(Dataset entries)
-- -- --

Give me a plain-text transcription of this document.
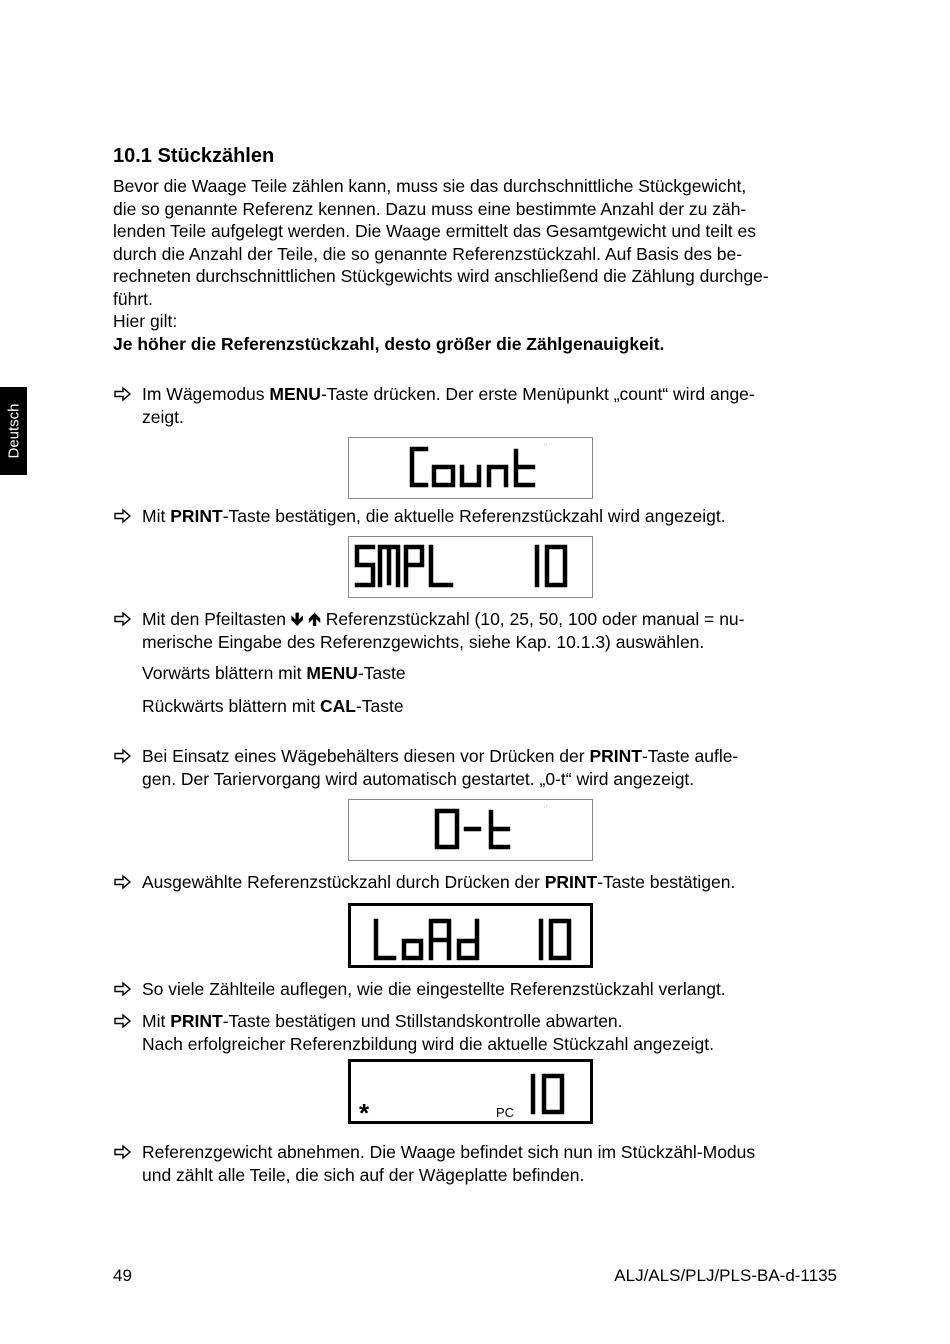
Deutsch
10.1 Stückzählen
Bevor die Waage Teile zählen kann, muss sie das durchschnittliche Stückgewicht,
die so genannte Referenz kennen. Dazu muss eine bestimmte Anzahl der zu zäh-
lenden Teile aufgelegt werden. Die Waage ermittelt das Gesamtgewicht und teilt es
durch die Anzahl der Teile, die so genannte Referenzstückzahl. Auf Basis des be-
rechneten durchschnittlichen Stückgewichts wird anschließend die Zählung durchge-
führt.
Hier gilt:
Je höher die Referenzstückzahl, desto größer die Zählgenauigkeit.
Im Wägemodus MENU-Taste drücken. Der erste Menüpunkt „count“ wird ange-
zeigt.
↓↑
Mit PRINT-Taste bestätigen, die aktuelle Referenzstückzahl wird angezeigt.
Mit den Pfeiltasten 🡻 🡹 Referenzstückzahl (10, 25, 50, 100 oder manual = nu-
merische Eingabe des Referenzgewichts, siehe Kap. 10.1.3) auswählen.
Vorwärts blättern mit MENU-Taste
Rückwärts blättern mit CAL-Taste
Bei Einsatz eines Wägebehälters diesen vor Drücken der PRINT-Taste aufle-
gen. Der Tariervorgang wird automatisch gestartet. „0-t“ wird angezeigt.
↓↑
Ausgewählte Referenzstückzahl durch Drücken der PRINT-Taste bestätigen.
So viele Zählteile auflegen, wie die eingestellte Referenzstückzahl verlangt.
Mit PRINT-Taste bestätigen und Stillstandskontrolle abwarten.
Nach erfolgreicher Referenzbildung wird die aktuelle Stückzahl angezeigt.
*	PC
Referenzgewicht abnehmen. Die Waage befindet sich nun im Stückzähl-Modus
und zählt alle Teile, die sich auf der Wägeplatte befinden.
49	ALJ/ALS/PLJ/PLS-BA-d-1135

-- -- --

● Aim
Reply with one number only: the count of lines in the entries that contain "aktuelle".

● Final result
2